[Data entries]
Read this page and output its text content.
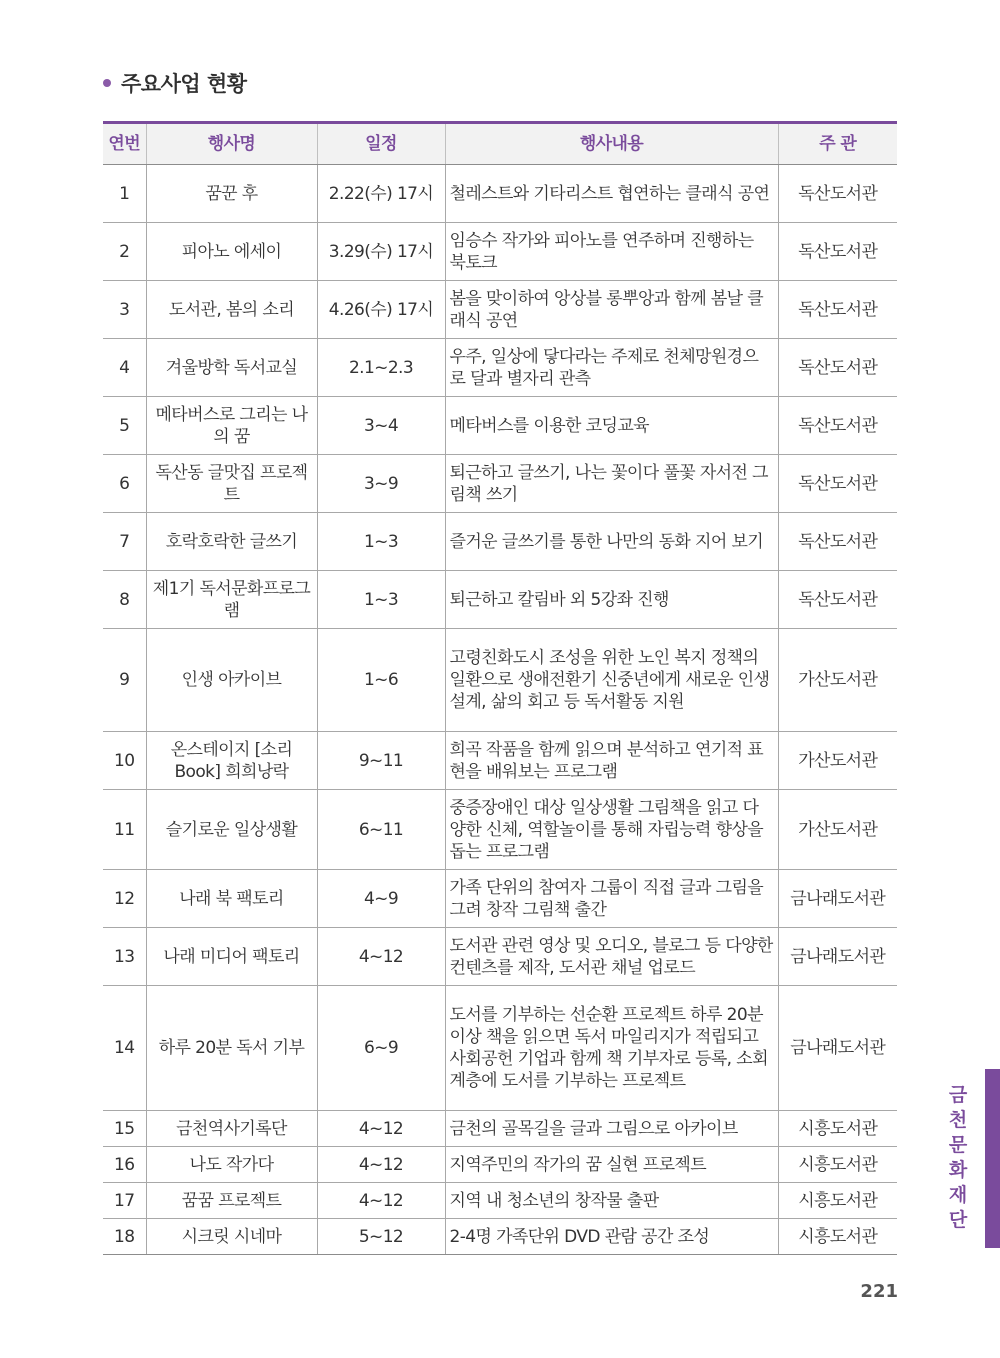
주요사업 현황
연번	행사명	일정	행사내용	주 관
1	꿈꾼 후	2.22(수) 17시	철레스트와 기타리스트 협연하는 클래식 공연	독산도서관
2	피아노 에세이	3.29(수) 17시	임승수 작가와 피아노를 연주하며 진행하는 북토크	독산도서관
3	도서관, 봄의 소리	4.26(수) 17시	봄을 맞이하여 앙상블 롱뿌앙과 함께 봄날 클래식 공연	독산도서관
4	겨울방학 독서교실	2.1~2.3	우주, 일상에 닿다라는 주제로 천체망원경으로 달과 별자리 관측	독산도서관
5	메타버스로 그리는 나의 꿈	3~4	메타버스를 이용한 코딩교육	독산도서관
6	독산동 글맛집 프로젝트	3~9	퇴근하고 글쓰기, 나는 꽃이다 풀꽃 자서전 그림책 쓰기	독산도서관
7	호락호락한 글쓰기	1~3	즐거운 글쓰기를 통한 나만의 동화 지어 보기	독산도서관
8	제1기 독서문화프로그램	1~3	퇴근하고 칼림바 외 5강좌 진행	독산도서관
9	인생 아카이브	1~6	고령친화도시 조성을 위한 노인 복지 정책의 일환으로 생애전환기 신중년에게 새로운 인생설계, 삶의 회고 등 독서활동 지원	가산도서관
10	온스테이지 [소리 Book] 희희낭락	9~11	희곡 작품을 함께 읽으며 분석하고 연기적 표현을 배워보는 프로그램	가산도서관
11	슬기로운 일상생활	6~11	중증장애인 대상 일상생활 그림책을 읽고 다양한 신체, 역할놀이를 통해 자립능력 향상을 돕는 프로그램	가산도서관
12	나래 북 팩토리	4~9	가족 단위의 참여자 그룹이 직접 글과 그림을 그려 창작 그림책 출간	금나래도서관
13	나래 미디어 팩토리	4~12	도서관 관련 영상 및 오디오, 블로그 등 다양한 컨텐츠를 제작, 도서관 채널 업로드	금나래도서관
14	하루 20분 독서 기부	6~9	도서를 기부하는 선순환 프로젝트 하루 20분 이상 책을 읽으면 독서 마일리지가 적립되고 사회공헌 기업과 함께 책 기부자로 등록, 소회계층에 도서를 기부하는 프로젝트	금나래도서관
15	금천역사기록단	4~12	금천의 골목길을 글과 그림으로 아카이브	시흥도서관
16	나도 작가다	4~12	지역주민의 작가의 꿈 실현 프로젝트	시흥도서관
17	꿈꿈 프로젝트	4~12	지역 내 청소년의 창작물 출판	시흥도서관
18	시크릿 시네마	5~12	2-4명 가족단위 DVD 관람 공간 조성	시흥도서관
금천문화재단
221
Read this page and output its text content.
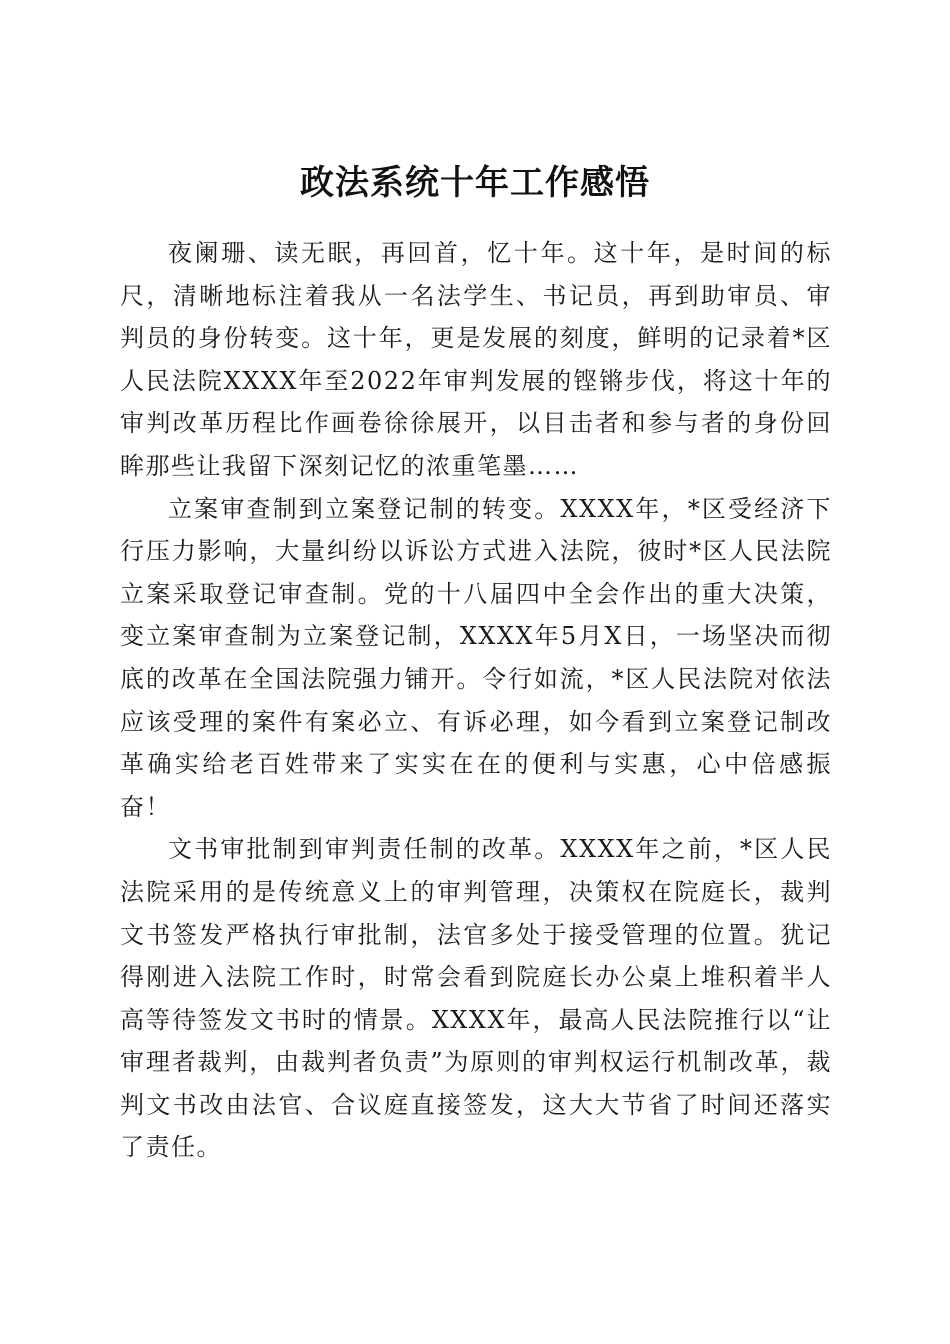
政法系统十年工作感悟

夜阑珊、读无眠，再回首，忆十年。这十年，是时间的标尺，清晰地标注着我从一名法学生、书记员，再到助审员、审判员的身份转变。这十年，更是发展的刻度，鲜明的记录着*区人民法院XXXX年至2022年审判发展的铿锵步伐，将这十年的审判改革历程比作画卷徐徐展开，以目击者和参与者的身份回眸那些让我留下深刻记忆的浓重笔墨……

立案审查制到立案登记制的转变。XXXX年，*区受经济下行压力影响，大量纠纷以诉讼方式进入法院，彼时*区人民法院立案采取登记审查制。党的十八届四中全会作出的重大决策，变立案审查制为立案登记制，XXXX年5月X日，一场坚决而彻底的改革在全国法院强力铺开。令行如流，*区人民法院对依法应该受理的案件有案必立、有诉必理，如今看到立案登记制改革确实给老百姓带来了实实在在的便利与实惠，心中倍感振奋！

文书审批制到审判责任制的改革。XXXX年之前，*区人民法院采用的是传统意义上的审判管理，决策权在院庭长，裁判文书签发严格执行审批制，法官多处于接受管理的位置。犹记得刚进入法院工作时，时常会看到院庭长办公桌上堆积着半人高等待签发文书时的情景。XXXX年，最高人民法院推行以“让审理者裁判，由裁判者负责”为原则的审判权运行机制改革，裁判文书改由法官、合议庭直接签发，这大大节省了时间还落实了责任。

#### Given request
Leave out the pictures and copy the rest of the material above exactly.

#### Written response
Read this page and output its text content.
주요사업 현황
연번	행사명	일정	행사내용	주 관
1	꿈꾼 후	2.22(수) 17시	철레스트와 기타리스트 협연하는 클래식 공연	독산도서관
2	피아노 에세이	3.29(수) 17시	임승수 작가와 피아노를 연주하며 진행하는 북토크	독산도서관
3	도서관, 봄의 소리	4.26(수) 17시	봄을 맞이하여 앙상블 롱뿌앙과 함께 봄날 클래식 공연	독산도서관
4	겨울방학 독서교실	2.1~2.3	우주, 일상에 닿다라는 주제로 천체망원경으로 달과 별자리 관측	독산도서관
5	메타버스로 그리는 나의 꿈	3~4	메타버스를 이용한 코딩교육	독산도서관
6	독산동 글맛집 프로젝트	3~9	퇴근하고 글쓰기, 나는 꽃이다 풀꽃 자서전 그림책 쓰기	독산도서관
7	호락호락한 글쓰기	1~3	즐거운 글쓰기를 통한 나만의 동화 지어 보기	독산도서관
8	제1기 독서문화프로그램	1~3	퇴근하고 칼림바 외 5강좌 진행	독산도서관
9	인생 아카이브	1~6	고령친화도시 조성을 위한 노인 복지 정책의 일환으로 생애전환기 신중년에게 새로운 인생설계, 삶의 회고 등 독서활동 지원	가산도서관
10	온스테이지 [소리 Book] 희희낭락	9~11	희곡 작품을 함께 읽으며 분석하고 연기적 표현을 배워보는 프로그램	가산도서관
11	슬기로운 일상생활	6~11	중증장애인 대상 일상생활 그림책을 읽고 다양한 신체, 역할놀이를 통해 자립능력 향상을 돕는 프로그램	가산도서관
12	나래 북 팩토리	4~9	가족 단위의 참여자 그룹이 직접 글과 그림을 그려 창작 그림책 출간	금나래도서관
13	나래 미디어 팩토리	4~12	도서관 관련 영상 및 오디오, 블로그 등 다양한 컨텐츠를 제작, 도서관 채널 업로드	금나래도서관
14	하루 20분 독서 기부	6~9	도서를 기부하는 선순환 프로젝트 하루 20분 이상 책을 읽으면 독서 마일리지가 적립되고 사회공헌 기업과 함께 책 기부자로 등록, 소회계층에 도서를 기부하는 프로젝트	금나래도서관
15	금천역사기록단	4~12	금천의 골목길을 글과 그림으로 아카이브	시흥도서관
16	나도 작가다	4~12	지역주민의 작가의 꿈 실현 프로젝트	시흥도서관
17	꿈꿈 프로젝트	4~12	지역 내 청소년의 창작물 출판	시흥도서관
18	시크릿 시네마	5~12	2-4명 가족단위 DVD 관람 공간 조성	시흥도서관
금천문화재단
221
Read this page and output its text content.
政法系统十年工作感悟

夜阑珊、读无眠，再回首，忆十年。这十年，是时间的标尺，清晰地标注着我从一名法学生、书记员，再到助审员、审判员的身份转变。这十年，更是发展的刻度，鲜明的记录着*区人民法院XXXX年至2022年审判发展的铿锵步伐，将这十年的审判改革历程比作画卷徐徐展开，以目击者和参与者的身份回眸那些让我留下深刻记忆的浓重笔墨……

立案审查制到立案登记制的转变。XXXX年，*区受经济下行压力影响，大量纠纷以诉讼方式进入法院，彼时*区人民法院立案采取登记审查制。党的十八届四中全会作出的重大决策，变立案审查制为立案登记制，XXXX年5月X日，一场坚决而彻底的改革在全国法院强力铺开。令行如流，*区人民法院对依法应该受理的案件有案必立、有诉必理，如今看到立案登记制改革确实给老百姓带来了实实在在的便利与实惠，心中倍感振奋！

文书审批制到审判责任制的改革。XXXX年之前，*区人民法院采用的是传统意义上的审判管理，决策权在院庭长，裁判文书签发严格执行审批制，法官多处于接受管理的位置。犹记得刚进入法院工作时，时常会看到院庭长办公桌上堆积着半人高等待签发文书时的情景。XXXX年，最高人民法院推行以“让审理者裁判，由裁判者负责”为原则的审判权运行机制改革，裁判文书改由法官、合议庭直接签发，这大大节省了时间还落实了责任。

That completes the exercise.